*** PASSAGE GIVEN ***

Since the Grateful Dead’s three-decade journey came to a sudden, sad end following Jerry Garcia’s death in the summer of 1995, their hippie-wizard reputation has undergone an unexpected renovation. The Dead, much to the surviving members’ surprise, have become, of all things, business role models. One young hippie intuited this lesson–that the Dead’s grassroots business model might have lessons to teach in an age of increasing cultural fragmentation–earlier than most. Peter Shapiro got his mind blown when he saw the Dead as a college student in the early 1990s and decided to make a movie about the traveling circus of fans that followed the group from show to show. Not long after, he took over ownership of Wetlands, a storied hippie-leaning rock club in New York’s Tribeca neighborhood that hosted everyone from Pearl Jam and Phish to the Roots and the Dave Matthews Band, before it closed in the wake of September 11th.
Since then, the 42-year-old Shapiro–shaggy haired, unstoppably chatty–has transformed himself into something of an entertainment mogul. He is the publisher of jam-band-focused Relix magazine, a venue owner (of the Capitol Theatre, in Port Chester, New York, and the Brooklyn Bowl clubs, in New York, London, and Las Vegas), and a top concert promoter (of events including the annual Lockn’ festival in Virginia).
And this weekend, his journey comes full circle. Shapiro is the mastermind behind the Grateful Dead’s “Fare Thee Well” 50th anniversary shows in Santa Clara, California, and Chicago, with Phish’s Trey Anastasio filling in for the late Garcia. Tickets are moving for huge sums online as Deadheads young and old desperately seek one more taste (they can also stream the shows on YouTube). “I like working with Pete,” says Dead bassist Phil Lesh, who performs frequently at the Capitol Theatre. “Because he thinks like a musician and understands the spirit of the music I’m trying to make; because he wants to create situations for that music that enhance the experience on many levels; because his venues are among the coolest I’ve had the good fortune to play.”
Shapiro runs his empire from a large Manhattan space lined from floor to ceiling with rock memorabilia and psychedelic poster art. A steady soundtrack of classic Dead shows and bands like the National and My Morning Jacket plays over the office soundsystem. We talked to him about how he created his mini empire and how he approaches his unusual business.
Can we start by quickly running through some of the things you do from this office?
Yeah, sure. There’s a Brooklyn Bowl here, in Las Vegas, and London, and we’re starting to develop the next one. I own the Capitol Theatre, Relix magazine. I have a thing called the Hoodie Shop: It’s a shop that just sells hoodies. Everyone loves hoodies but there’s nowhere just for hoodies. I’m a partner with my sister-in-law in a business called Stone Fox Bride. It’s a bridal thing for a rock & roll kind of person that doesn’t want to go to Saks. It’s done really well. I produced the 40th anniversary of Earth Day at the National Mall with Sting and the Roots and John Legend. It all kind of comes from the Grateful Dead.

*** PROVIDED RECORDS ***

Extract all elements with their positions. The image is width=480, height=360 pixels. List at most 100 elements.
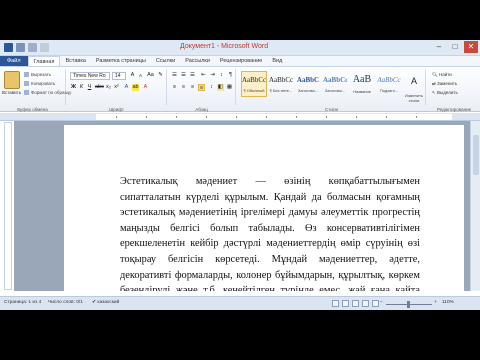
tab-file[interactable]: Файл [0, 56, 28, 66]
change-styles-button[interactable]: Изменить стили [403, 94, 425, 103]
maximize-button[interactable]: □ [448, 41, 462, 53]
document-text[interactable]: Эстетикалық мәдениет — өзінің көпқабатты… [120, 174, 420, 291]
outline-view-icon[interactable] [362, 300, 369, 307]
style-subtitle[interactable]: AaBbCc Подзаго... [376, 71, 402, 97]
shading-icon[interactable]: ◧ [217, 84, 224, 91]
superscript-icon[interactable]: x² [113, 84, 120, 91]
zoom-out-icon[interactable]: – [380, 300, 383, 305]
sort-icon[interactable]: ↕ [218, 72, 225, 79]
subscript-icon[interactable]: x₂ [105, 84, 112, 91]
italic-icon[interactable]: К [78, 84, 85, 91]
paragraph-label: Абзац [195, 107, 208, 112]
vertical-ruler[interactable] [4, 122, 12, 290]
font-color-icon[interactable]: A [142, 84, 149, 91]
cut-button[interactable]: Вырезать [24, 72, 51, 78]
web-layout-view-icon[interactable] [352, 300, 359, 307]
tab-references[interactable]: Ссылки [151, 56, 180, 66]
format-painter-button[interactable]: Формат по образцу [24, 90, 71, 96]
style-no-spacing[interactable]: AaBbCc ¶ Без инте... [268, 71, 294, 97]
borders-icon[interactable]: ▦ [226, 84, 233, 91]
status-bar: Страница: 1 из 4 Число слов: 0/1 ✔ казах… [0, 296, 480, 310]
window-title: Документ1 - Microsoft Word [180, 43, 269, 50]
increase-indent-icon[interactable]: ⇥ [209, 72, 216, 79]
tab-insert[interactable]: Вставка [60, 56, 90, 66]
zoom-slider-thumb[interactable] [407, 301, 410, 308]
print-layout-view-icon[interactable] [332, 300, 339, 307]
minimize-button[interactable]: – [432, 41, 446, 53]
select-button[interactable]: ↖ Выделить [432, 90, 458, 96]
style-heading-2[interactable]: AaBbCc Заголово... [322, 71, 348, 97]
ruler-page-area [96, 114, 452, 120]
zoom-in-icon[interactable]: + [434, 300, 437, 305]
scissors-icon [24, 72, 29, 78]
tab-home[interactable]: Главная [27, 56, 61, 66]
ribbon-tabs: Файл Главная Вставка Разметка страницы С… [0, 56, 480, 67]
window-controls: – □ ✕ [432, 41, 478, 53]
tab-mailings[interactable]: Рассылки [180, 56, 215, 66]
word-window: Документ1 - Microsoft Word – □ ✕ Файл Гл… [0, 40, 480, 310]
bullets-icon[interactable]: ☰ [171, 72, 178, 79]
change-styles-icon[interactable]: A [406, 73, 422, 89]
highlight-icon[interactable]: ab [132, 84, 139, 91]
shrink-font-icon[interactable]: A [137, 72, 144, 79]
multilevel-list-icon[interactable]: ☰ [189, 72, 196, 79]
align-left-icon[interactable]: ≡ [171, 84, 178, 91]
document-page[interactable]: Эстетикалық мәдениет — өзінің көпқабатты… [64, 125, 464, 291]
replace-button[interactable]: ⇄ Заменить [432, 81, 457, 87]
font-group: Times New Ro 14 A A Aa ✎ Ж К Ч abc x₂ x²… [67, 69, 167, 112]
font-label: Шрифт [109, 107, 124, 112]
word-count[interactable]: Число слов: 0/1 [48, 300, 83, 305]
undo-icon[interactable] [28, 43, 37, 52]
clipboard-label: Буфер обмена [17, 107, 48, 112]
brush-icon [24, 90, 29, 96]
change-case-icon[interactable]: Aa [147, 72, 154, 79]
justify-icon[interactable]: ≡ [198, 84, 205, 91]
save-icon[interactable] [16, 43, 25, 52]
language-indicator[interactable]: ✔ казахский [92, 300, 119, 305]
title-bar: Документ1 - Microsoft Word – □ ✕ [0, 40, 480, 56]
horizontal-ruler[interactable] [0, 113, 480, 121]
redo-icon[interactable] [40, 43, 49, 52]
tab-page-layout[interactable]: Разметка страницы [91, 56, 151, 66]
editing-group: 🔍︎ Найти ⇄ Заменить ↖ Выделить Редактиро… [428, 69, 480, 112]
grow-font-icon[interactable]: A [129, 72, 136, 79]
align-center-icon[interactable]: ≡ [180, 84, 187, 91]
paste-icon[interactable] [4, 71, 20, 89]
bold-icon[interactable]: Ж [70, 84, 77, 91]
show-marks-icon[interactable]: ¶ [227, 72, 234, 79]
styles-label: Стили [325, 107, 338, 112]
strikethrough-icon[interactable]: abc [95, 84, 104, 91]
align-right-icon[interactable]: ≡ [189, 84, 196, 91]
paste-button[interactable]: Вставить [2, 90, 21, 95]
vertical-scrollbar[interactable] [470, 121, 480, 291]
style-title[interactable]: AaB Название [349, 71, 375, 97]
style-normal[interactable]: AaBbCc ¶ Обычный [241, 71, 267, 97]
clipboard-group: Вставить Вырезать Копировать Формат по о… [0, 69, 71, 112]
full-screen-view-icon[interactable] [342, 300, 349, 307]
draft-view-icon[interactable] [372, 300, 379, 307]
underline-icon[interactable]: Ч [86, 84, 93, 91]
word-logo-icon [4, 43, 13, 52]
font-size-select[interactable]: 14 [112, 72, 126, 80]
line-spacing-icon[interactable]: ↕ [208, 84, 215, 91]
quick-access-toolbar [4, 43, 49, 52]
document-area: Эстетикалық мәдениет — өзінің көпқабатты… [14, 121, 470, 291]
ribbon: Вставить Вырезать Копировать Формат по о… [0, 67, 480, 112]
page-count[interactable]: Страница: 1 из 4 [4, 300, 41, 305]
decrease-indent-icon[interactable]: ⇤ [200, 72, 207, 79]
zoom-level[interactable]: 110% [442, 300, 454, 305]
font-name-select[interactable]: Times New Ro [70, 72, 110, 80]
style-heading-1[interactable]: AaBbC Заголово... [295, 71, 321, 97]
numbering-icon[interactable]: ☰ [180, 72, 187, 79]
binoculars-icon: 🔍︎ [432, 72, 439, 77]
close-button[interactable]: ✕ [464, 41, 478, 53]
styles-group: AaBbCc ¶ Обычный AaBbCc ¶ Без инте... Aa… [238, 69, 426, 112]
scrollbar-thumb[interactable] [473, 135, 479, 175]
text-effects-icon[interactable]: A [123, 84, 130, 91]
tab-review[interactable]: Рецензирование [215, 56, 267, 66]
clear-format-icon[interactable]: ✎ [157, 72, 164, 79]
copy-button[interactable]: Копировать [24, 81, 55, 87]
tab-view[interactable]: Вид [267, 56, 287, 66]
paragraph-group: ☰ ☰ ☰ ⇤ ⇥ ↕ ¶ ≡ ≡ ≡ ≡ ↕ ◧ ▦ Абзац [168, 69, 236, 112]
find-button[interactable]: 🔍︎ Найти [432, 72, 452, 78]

***

## [EXERCISE TASK]
Rewrite the Peter Shapiro article starting with "Shapiro runs his" and going on through "from this office?", renaming "empire" to "kingdom" everywhere it appears.

## [CORRECT RESPONSE]
Shapiro runs his kingdom from a large Manhattan space lined from floor to ceiling with rock memorabilia and psychedelic poster art. A steady soundtrack of classic Dead shows and bands like the National and My Morning Jacket plays over the office soundsystem. We talked to him about how he created his mini kingdom and how he approaches his unusual business.
Can we start by quickly running through some of the things you do from this office?